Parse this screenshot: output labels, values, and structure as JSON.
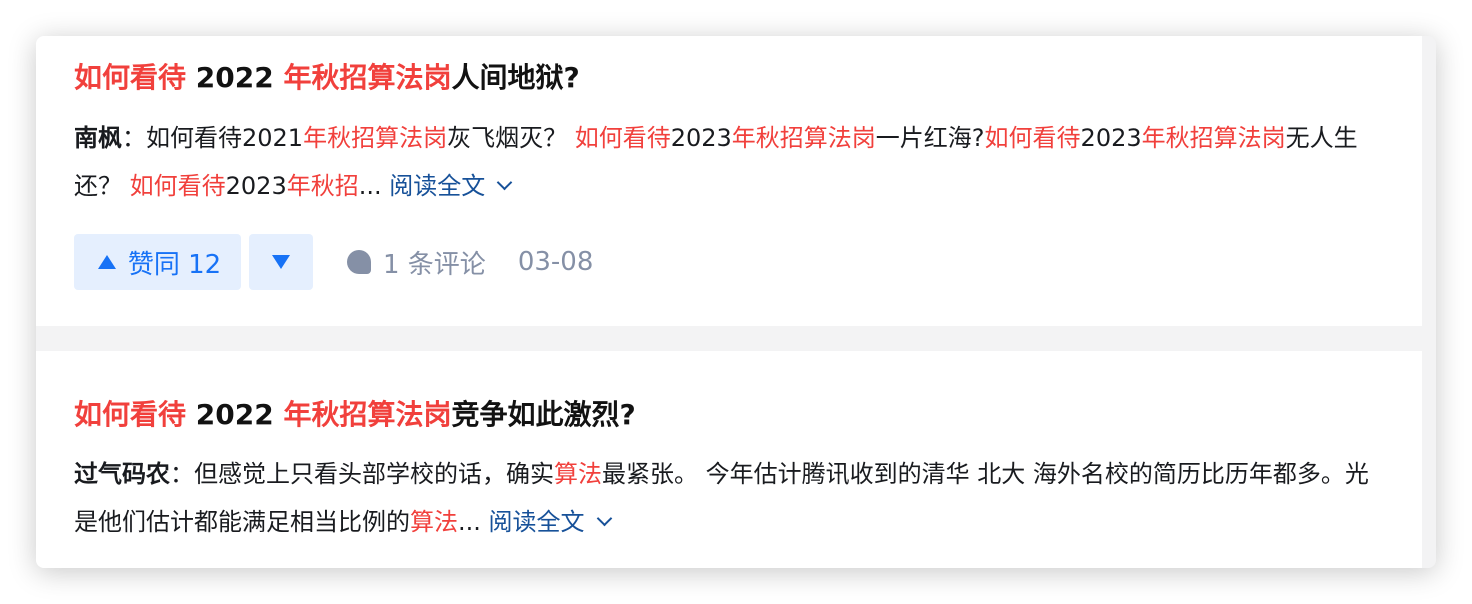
{
  "results": [
    {
      "title_parts": [
        {
          "text": "如何看待",
          "hl": true
        },
        {
          "text": " 2022 ",
          "hl": false
        },
        {
          "text": "年秋招算法岗",
          "hl": true
        },
        {
          "text": "人间地狱?",
          "hl": false
        }
      ],
      "author": "南枫",
      "author_sep": "：",
      "excerpt_parts": [
        {
          "text": "如何看待2021",
          "hl": false
        },
        {
          "text": "年秋招算法岗",
          "hl": true
        },
        {
          "text": "灰飞烟灭？ ",
          "hl": false
        },
        {
          "text": "如何看待",
          "hl": true
        },
        {
          "text": "2023",
          "hl": false
        },
        {
          "text": "年秋招算法岗",
          "hl": true
        },
        {
          "text": "一片红海?",
          "hl": false
        },
        {
          "text": "如何看待",
          "hl": true
        },
        {
          "text": "2023",
          "hl": false
        },
        {
          "text": "年秋招算法岗",
          "hl": true
        },
        {
          "text": "无人生还？ ",
          "hl": false
        },
        {
          "text": "如何看待",
          "hl": true
        },
        {
          "text": "2023",
          "hl": false
        },
        {
          "text": "年秋招",
          "hl": true
        },
        {
          "text": "...",
          "hl": false
        }
      ],
      "read_more": " 阅读全文",
      "vote_label": "赞同 12",
      "comment_label": "1 条评论",
      "date": "03-08"
    },
    {
      "title_parts": [
        {
          "text": "如何看待",
          "hl": true
        },
        {
          "text": " 2022 ",
          "hl": false
        },
        {
          "text": "年秋招算法岗",
          "hl": true
        },
        {
          "text": "竞争如此激烈?",
          "hl": false
        }
      ],
      "author": "过气码农",
      "author_sep": "：",
      "excerpt_parts": [
        {
          "text": "但感觉上只看头部学校的话，确实",
          "hl": false
        },
        {
          "text": "算法",
          "hl": true
        },
        {
          "text": "最紧张。 今年估计腾讯收到的清华 北大 海外名校的简历比历年都多。光是他们估计都能满足相当比例的",
          "hl": false
        },
        {
          "text": "算法",
          "hl": true
        },
        {
          "text": "...",
          "hl": false
        }
      ],
      "read_more": " 阅读全文"
    }
  ],
  "colors": {
    "highlight": "#f1403c",
    "link": "#175199",
    "vote": "#1772f6",
    "vote_bg": "#e5effe",
    "meta": "#8590a6"
  },
  "icons": {
    "vote_up": "triangle-up-icon",
    "vote_down": "triangle-down-icon",
    "comment": "comment-bubble-icon",
    "expand": "chevron-down-icon"
  }
}
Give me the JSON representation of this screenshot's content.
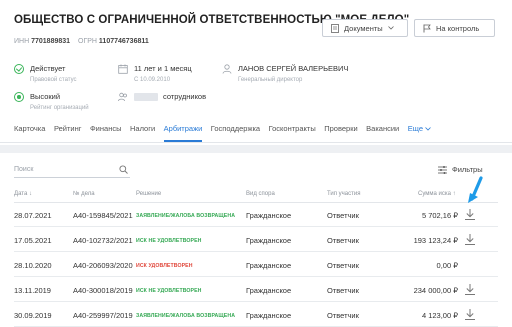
{
  "company": {
    "title": "ОБЩЕСТВО С ОГРАНИЧЕННОЙ ОТВЕТСТВЕННОСТЬЮ \"МОЕ ДЕЛО\"",
    "inn_label": "ИНН",
    "inn": "7701889831",
    "ogrn_label": "ОГРН",
    "ogrn": "1107746736811"
  },
  "actions": {
    "documents_label": "Документы",
    "control_label": "На контроль"
  },
  "info": {
    "status_value": "Действует",
    "status_label": "Правовой статус",
    "age_value": "11 лет и 1 месяц",
    "age_label": "С 10.09.2010",
    "director_value": "ЛАНОВ СЕРГЕЙ ВАЛЕРЬЕВИЧ",
    "director_label": "Генеральный директор",
    "rating_value": "Высокий",
    "rating_label": "Рейтинг организаций",
    "employees_value": "сотрудников"
  },
  "tabs": [
    "Карточка",
    "Рейтинг",
    "Финансы",
    "Налоги",
    "Арбитражи",
    "Господдержка",
    "Госконтракты",
    "Проверки",
    "Вакансии"
  ],
  "tabs_more": "Еще",
  "search": {
    "placeholder": "Поиск"
  },
  "filters_label": "Фильтры",
  "table": {
    "headers": {
      "date": "Дата ↓",
      "number": "№ дела",
      "result": "Решение",
      "kind": "Вид спора",
      "role": "Тип участия",
      "sum": "Сумма иска ↑"
    },
    "rows": [
      {
        "date": "28.07.2021",
        "number": "А40-159845/2021",
        "result": "ЗАЯВЛЕНИЕ/ЖАЛОБА ВОЗВРАЩЕНА",
        "result_color": "green",
        "kind": "Гражданское",
        "role": "Ответчик",
        "sum": "5 702,16 ₽"
      },
      {
        "date": "17.05.2021",
        "number": "А40-102732/2021",
        "result": "ИСК НЕ УДОВЛЕТВОРЕН",
        "result_color": "green",
        "kind": "Гражданское",
        "role": "Ответчик",
        "sum": "193 123,24 ₽"
      },
      {
        "date": "28.10.2020",
        "number": "А40-206093/2020",
        "result": "ИСК УДОВЛЕТВОРЕН",
        "result_color": "red",
        "kind": "Гражданское",
        "role": "Ответчик",
        "sum": "0,00 ₽"
      },
      {
        "date": "13.11.2019",
        "number": "А40-300018/2019",
        "result": "ИСК НЕ УДОВЛЕТВОРЕН",
        "result_color": "green",
        "kind": "Гражданское",
        "role": "Ответчик",
        "sum": "234 000,00 ₽"
      },
      {
        "date": "30.09.2019",
        "number": "А40-259997/2019",
        "result": "ЗАЯВЛЕНИЕ/ЖАЛОБА ВОЗВРАЩЕНА",
        "result_color": "green",
        "kind": "Гражданское",
        "role": "Ответчик",
        "sum": "4 123,00 ₽"
      }
    ]
  },
  "colors": {
    "accent": "#2a7bd6",
    "success": "#34a853",
    "danger": "#e0463a"
  }
}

▸ **WHAT IS REQUIRED**: Without the pictures, repeat the listing above exactly.

▸ **TASK RESPONSE**:
Parse this screenshot: output labels, values, and structure as JSON.
{
  "results": [
    {
      "title_parts": [
        {
          "text": "如何看待",
          "hl": true
        },
        {
          "text": " 2022 ",
          "hl": false
        },
        {
          "text": "年秋招算法岗",
          "hl": true
        },
        {
          "text": "人间地狱?",
          "hl": false
        }
      ],
      "author": "南枫",
      "author_sep": "：",
      "excerpt_parts": [
        {
          "text": "如何看待2021",
          "hl": false
        },
        {
          "text": "年秋招算法岗",
          "hl": true
        },
        {
          "text": "灰飞烟灭？ ",
          "hl": false
        },
        {
          "text": "如何看待",
          "hl": true
        },
        {
          "text": "2023",
          "hl": false
        },
        {
          "text": "年秋招算法岗",
          "hl": true
        },
        {
          "text": "一片红海?",
          "hl": false
        },
        {
          "text": "如何看待",
          "hl": true
        },
        {
          "text": "2023",
          "hl": false
        },
        {
          "text": "年秋招算法岗",
          "hl": true
        },
        {
          "text": "无人生还？ ",
          "hl": false
        },
        {
          "text": "如何看待",
          "hl": true
        },
        {
          "text": "2023",
          "hl": false
        },
        {
          "text": "年秋招",
          "hl": true
        },
        {
          "text": "...",
          "hl": false
        }
      ],
      "read_more": " 阅读全文",
      "vote_label": "赞同 12",
      "comment_label": "1 条评论",
      "date": "03-08"
    },
    {
      "title_parts": [
        {
          "text": "如何看待",
          "hl": true
        },
        {
          "text": " 2022 ",
          "hl": false
        },
        {
          "text": "年秋招算法岗",
          "hl": true
        },
        {
          "text": "竞争如此激烈?",
          "hl": false
        }
      ],
      "author": "过气码农",
      "author_sep": "：",
      "excerpt_parts": [
        {
          "text": "但感觉上只看头部学校的话，确实",
          "hl": false
        },
        {
          "text": "算法",
          "hl": true
        },
        {
          "text": "最紧张。 今年估计腾讯收到的清华 北大 海外名校的简历比历年都多。光是他们估计都能满足相当比例的",
          "hl": false
        },
        {
          "text": "算法",
          "hl": true
        },
        {
          "text": "...",
          "hl": false
        }
      ],
      "read_more": " 阅读全文"
    }
  ],
  "colors": {
    "highlight": "#f1403c",
    "link": "#175199",
    "vote": "#1772f6",
    "vote_bg": "#e5effe",
    "meta": "#8590a6"
  },
  "icons": {
    "vote_up": "triangle-up-icon",
    "vote_down": "triangle-down-icon",
    "comment": "comment-bubble-icon",
    "expand": "chevron-down-icon"
  }
}
Give me the JSON representation of this screenshot's content.
{
  "company": {
    "title": "ОБЩЕСТВО С ОГРАНИЧЕННОЙ ОТВЕТСТВЕННОСТЬЮ \"МОЕ ДЕЛО\"",
    "inn_label": "ИНН",
    "inn": "7701889831",
    "ogrn_label": "ОГРН",
    "ogrn": "1107746736811"
  },
  "actions": {
    "documents_label": "Документы",
    "control_label": "На контроль"
  },
  "info": {
    "status_value": "Действует",
    "status_label": "Правовой статус",
    "age_value": "11 лет и 1 месяц",
    "age_label": "С 10.09.2010",
    "director_value": "ЛАНОВ СЕРГЕЙ ВАЛЕРЬЕВИЧ",
    "director_label": "Генеральный директор",
    "rating_value": "Высокий",
    "rating_label": "Рейтинг организаций",
    "employees_value": "сотрудников"
  },
  "tabs": [
    "Карточка",
    "Рейтинг",
    "Финансы",
    "Налоги",
    "Арбитражи",
    "Господдержка",
    "Госконтракты",
    "Проверки",
    "Вакансии"
  ],
  "tabs_more": "Еще",
  "search": {
    "placeholder": "Поиск"
  },
  "filters_label": "Фильтры",
  "table": {
    "headers": {
      "date": "Дата ↓",
      "number": "№ дела",
      "result": "Решение",
      "kind": "Вид спора",
      "role": "Тип участия",
      "sum": "Сумма иска ↑"
    },
    "rows": [
      {
        "date": "28.07.2021",
        "number": "А40-159845/2021",
        "result": "ЗАЯВЛЕНИЕ/ЖАЛОБА ВОЗВРАЩЕНА",
        "result_color": "green",
        "kind": "Гражданское",
        "role": "Ответчик",
        "sum": "5 702,16 ₽"
      },
      {
        "date": "17.05.2021",
        "number": "А40-102732/2021",
        "result": "ИСК НЕ УДОВЛЕТВОРЕН",
        "result_color": "green",
        "kind": "Гражданское",
        "role": "Ответчик",
        "sum": "193 123,24 ₽"
      },
      {
        "date": "28.10.2020",
        "number": "А40-206093/2020",
        "result": "ИСК УДОВЛЕТВОРЕН",
        "result_color": "red",
        "kind": "Гражданское",
        "role": "Ответчик",
        "sum": "0,00 ₽"
      },
      {
        "date": "13.11.2019",
        "number": "А40-300018/2019",
        "result": "ИСК НЕ УДОВЛЕТВОРЕН",
        "result_color": "green",
        "kind": "Гражданское",
        "role": "Ответчик",
        "sum": "234 000,00 ₽"
      },
      {
        "date": "30.09.2019",
        "number": "А40-259997/2019",
        "result": "ЗАЯВЛЕНИЕ/ЖАЛОБА ВОЗВРАЩЕНА",
        "result_color": "green",
        "kind": "Гражданское",
        "role": "Ответчик",
        "sum": "4 123,00 ₽"
      }
    ]
  },
  "colors": {
    "accent": "#2a7bd6",
    "success": "#34a853",
    "danger": "#e0463a"
  }
}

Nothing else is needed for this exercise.